* Exercise directions: Search the records that follow and extract every line containing the string "Abraums".

* Entries from a dataset:
───
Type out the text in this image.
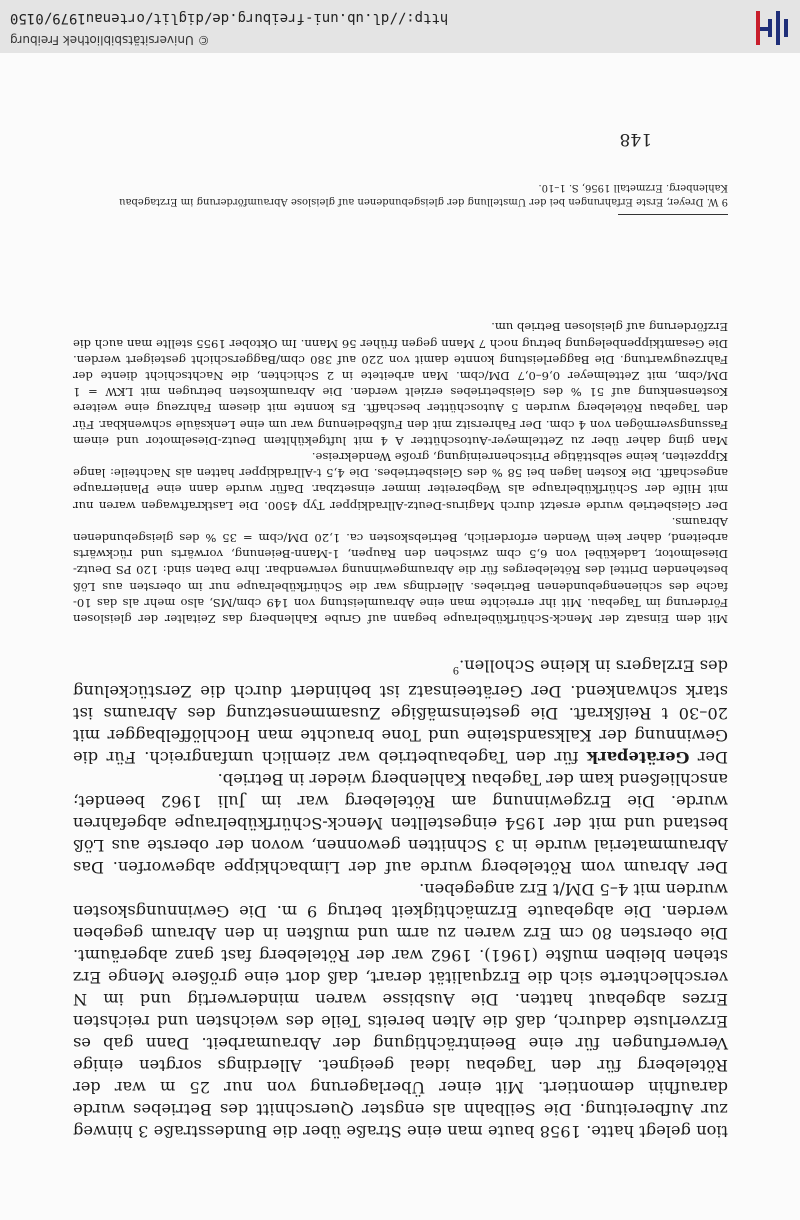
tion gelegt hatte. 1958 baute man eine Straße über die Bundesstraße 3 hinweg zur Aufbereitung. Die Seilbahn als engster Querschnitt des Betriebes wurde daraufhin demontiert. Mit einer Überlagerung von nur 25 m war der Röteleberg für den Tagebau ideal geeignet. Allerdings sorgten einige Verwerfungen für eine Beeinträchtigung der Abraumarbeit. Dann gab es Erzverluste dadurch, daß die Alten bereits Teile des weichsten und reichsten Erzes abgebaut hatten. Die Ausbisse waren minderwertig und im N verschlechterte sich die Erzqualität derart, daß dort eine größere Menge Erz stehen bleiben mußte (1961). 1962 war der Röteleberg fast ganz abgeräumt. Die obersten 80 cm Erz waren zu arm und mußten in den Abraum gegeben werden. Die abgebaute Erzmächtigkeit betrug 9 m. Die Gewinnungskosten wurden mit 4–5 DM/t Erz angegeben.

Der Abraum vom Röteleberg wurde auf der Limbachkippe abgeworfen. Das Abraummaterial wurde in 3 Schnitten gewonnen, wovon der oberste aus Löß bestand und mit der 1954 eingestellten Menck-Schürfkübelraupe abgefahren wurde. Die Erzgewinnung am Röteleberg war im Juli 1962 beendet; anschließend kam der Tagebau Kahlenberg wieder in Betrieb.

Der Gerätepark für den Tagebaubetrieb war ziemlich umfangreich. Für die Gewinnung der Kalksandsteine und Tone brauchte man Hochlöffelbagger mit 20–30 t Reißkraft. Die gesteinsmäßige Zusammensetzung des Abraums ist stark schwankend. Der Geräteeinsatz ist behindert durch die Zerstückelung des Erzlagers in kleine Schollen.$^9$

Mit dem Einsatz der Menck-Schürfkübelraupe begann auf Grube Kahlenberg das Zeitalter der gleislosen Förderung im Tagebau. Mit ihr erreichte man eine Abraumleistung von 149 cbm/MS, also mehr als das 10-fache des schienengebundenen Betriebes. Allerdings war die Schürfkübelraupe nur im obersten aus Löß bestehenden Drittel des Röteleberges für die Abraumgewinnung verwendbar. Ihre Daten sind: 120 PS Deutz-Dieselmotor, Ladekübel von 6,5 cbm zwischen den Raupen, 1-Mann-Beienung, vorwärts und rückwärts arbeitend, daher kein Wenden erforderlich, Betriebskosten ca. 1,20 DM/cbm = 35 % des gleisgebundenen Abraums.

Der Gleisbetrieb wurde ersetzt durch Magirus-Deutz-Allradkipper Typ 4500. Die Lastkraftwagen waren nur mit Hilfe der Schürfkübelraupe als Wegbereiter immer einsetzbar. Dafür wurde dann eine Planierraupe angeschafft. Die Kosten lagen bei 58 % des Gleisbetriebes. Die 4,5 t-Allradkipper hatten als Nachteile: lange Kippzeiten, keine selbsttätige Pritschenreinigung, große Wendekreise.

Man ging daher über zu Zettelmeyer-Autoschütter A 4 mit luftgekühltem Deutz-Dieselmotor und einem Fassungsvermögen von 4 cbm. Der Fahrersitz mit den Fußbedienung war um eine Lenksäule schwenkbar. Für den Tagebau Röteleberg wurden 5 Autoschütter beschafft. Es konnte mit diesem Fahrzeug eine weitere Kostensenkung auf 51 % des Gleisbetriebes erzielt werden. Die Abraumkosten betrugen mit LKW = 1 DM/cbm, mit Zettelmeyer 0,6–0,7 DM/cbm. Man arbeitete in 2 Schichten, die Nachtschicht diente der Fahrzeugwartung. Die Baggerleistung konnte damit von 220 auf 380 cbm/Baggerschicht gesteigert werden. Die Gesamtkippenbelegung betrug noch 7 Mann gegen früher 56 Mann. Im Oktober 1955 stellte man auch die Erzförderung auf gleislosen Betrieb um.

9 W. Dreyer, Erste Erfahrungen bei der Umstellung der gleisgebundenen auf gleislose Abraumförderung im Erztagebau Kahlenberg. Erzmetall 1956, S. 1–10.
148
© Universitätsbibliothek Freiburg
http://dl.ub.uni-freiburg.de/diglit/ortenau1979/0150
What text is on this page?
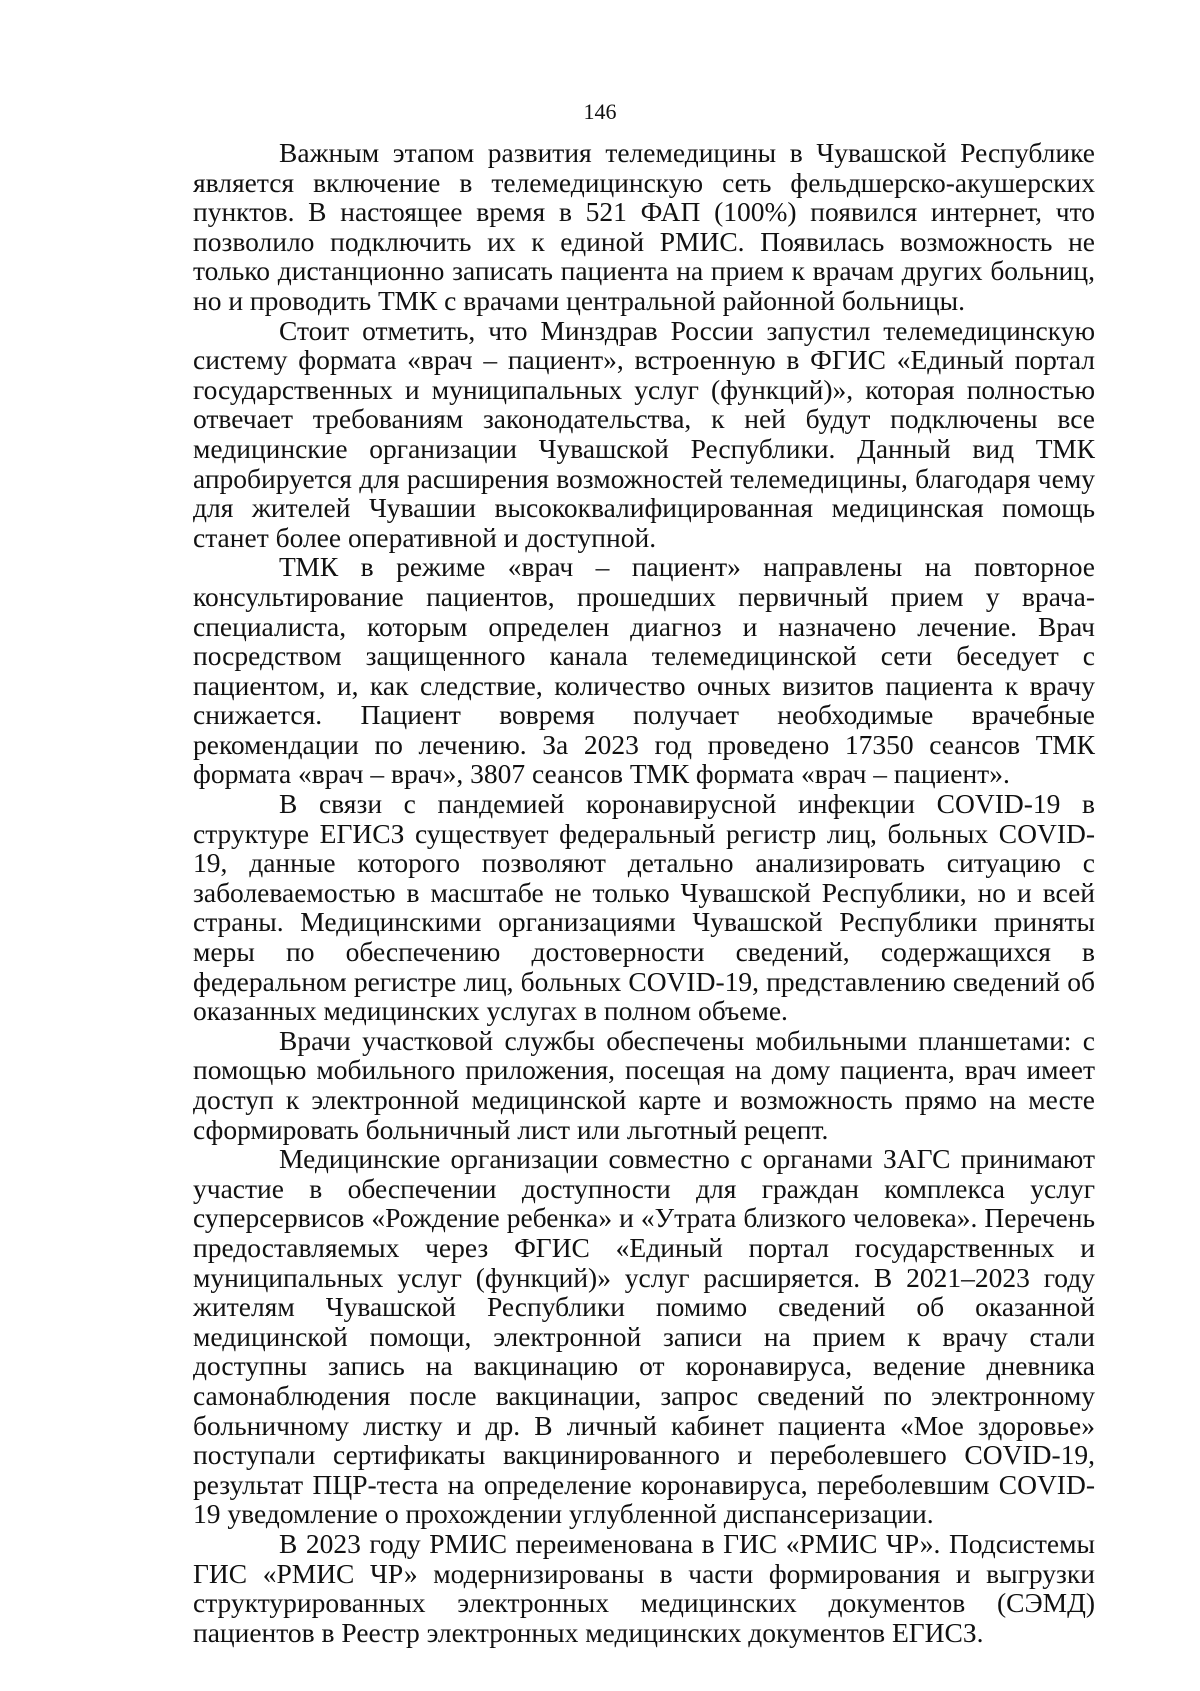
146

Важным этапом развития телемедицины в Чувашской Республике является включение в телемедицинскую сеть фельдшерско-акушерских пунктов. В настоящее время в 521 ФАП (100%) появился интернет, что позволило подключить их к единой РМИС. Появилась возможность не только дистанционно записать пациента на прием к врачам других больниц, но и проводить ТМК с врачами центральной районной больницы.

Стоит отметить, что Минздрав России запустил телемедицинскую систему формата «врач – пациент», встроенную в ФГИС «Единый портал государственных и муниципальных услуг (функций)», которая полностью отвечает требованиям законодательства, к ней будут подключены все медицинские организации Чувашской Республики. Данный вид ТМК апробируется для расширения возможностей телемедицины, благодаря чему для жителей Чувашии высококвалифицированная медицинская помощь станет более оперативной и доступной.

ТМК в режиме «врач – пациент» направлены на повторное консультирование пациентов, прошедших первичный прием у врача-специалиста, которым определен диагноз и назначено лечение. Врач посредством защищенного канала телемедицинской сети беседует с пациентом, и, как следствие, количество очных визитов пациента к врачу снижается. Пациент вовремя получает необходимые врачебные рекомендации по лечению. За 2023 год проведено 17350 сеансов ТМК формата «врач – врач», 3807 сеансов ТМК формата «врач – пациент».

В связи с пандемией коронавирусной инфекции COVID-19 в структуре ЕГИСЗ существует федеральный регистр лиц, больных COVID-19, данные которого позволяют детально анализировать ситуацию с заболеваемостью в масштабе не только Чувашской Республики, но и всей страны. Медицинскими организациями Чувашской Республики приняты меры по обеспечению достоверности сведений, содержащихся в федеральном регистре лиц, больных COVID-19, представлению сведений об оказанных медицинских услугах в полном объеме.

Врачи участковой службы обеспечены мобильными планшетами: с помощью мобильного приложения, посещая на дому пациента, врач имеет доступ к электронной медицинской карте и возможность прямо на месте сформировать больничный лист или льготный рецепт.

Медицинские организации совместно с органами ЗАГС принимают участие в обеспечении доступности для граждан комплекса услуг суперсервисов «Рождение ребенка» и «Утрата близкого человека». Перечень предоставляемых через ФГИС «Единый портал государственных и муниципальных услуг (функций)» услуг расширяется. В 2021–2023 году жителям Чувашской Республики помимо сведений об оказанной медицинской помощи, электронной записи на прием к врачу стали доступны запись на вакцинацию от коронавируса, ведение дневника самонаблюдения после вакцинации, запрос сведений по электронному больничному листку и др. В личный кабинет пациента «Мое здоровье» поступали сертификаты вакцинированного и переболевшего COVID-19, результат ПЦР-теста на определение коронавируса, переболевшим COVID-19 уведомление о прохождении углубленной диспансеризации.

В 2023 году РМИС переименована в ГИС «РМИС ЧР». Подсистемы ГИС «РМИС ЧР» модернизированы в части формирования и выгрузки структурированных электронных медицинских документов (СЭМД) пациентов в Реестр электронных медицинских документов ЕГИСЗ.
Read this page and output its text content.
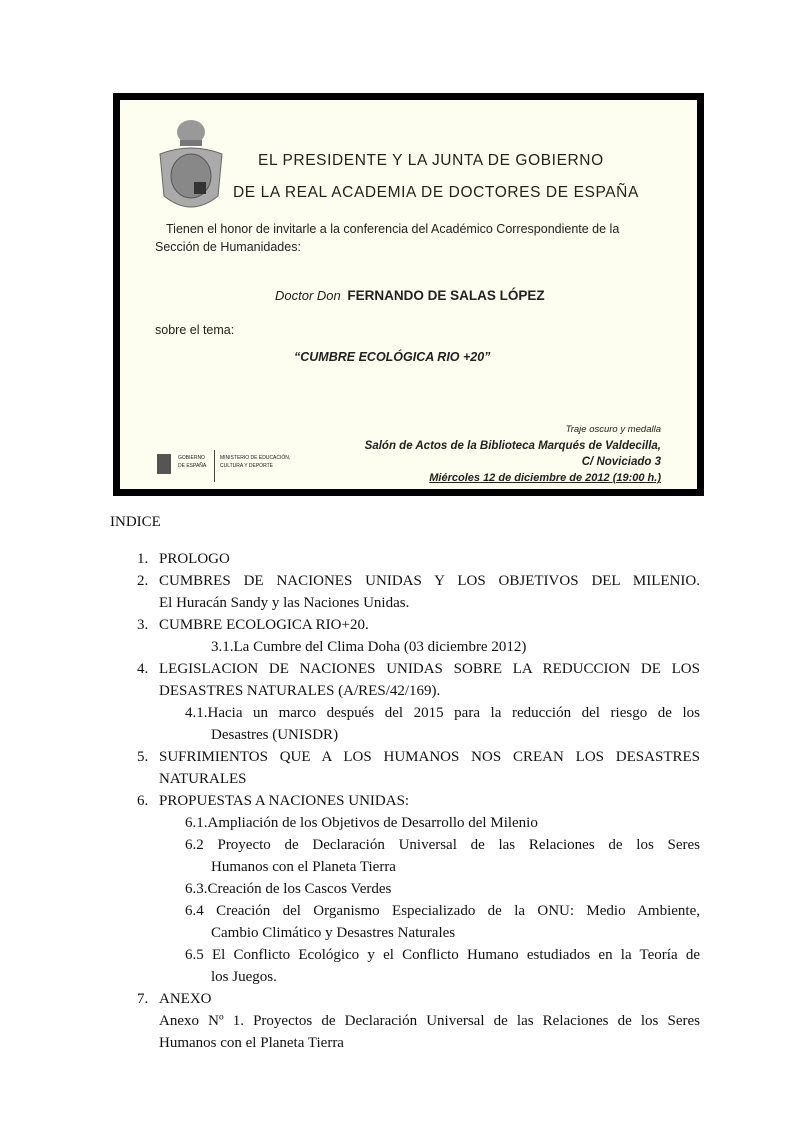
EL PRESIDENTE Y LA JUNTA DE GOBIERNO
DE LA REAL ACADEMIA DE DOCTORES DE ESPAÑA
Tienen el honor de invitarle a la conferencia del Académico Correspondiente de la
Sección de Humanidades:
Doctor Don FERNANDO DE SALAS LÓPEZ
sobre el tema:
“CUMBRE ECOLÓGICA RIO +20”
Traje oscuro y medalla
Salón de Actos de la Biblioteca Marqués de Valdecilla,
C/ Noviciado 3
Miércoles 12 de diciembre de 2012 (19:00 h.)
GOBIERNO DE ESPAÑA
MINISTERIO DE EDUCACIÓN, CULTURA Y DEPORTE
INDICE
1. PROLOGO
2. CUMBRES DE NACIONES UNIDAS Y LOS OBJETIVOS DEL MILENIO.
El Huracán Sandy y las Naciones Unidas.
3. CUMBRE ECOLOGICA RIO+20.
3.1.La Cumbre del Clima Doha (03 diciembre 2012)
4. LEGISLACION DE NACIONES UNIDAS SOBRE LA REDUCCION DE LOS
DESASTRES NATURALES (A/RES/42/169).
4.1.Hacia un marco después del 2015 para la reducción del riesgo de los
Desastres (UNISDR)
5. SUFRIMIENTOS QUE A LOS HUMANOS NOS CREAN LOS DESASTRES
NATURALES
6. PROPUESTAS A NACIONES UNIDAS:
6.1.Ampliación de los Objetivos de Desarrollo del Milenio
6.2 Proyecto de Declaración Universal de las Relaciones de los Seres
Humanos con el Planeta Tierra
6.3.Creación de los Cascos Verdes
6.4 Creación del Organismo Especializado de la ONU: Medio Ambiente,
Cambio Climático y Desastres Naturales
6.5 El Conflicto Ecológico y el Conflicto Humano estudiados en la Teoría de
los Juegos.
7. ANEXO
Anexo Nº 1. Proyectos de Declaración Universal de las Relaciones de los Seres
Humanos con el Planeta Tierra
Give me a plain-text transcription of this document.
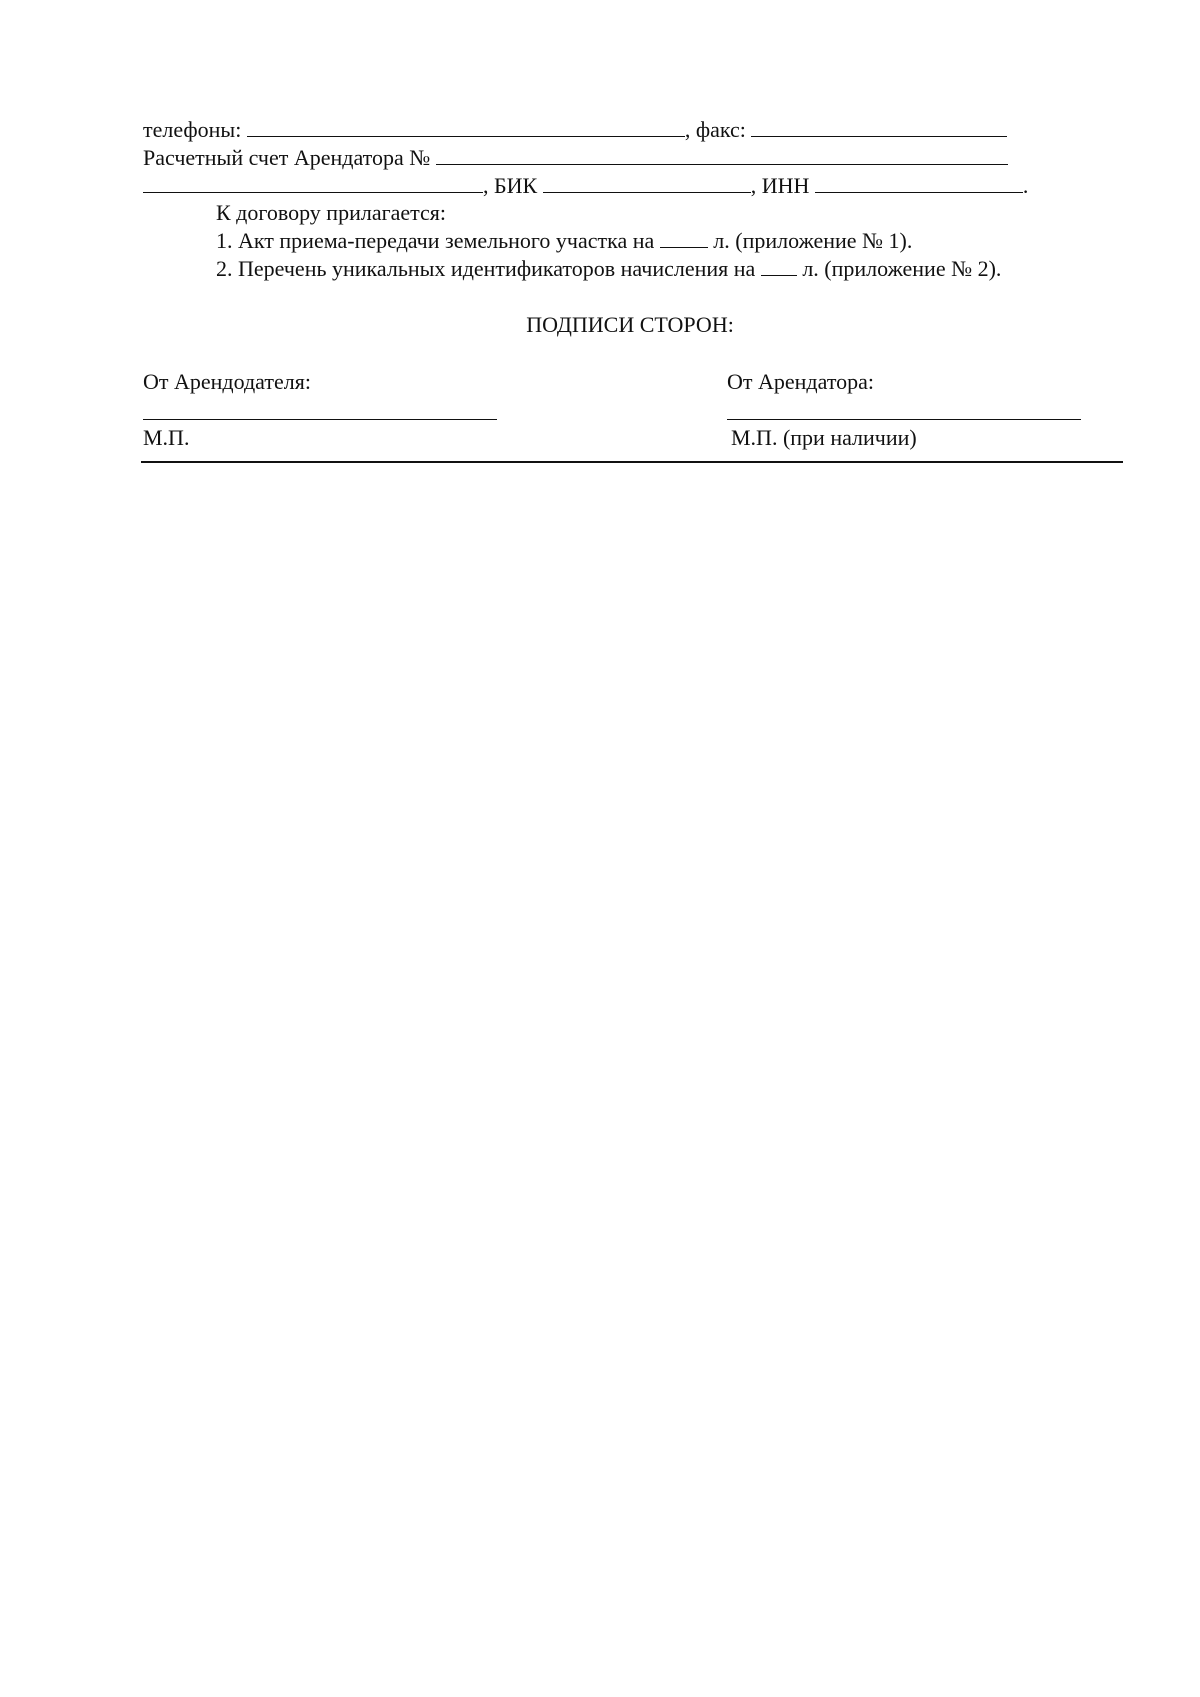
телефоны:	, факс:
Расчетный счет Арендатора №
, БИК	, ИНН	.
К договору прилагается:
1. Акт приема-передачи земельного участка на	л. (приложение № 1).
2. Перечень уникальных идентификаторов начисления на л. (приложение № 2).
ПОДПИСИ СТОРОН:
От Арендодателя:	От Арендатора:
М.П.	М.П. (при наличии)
───
* Correct result:
Der Gerätepark für den Tagebaubetrieb war ziemlich umfangreich. Für die Gewinnung der Kalksandsteine und Tone brauchte man Hochlöffelbagger mit 20–30 t Reißkraft. Die gesteinsmäßige Zusammensetzung des Abraums ist stark schwankend. Der Geräteeinsatz ist behindert durch die Zerstückelung des Erzlagers in kleine Schollen.$^9$
Mit dem Einsatz der Menck-Schürfkübelraupe begann auf Grube Kahlenberg das Zeitalter der gleislosen Förderung im Tagebau. Mit ihr erreichte man eine Abraumleistung von 149 cbm/MS, also mehr als das 10-fache des schienengebundenen Betriebes. Allerdings war die Schürfkübelraupe nur im obersten aus Löß bestehenden Drittel des Röteleberges für die Abraumgewinnung verwendbar. Ihre Daten sind: 120 PS Deutz-Dieselmotor, Ladekübel von 6,5 cbm zwischen den Raupen, 1-Mann-Beienung, vorwärts und rückwärts arbeitend, daher kein Wenden erforderlich, Betriebskosten ca. 1,20 DM/cbm = 35 % des gleisgebundenen Abraums.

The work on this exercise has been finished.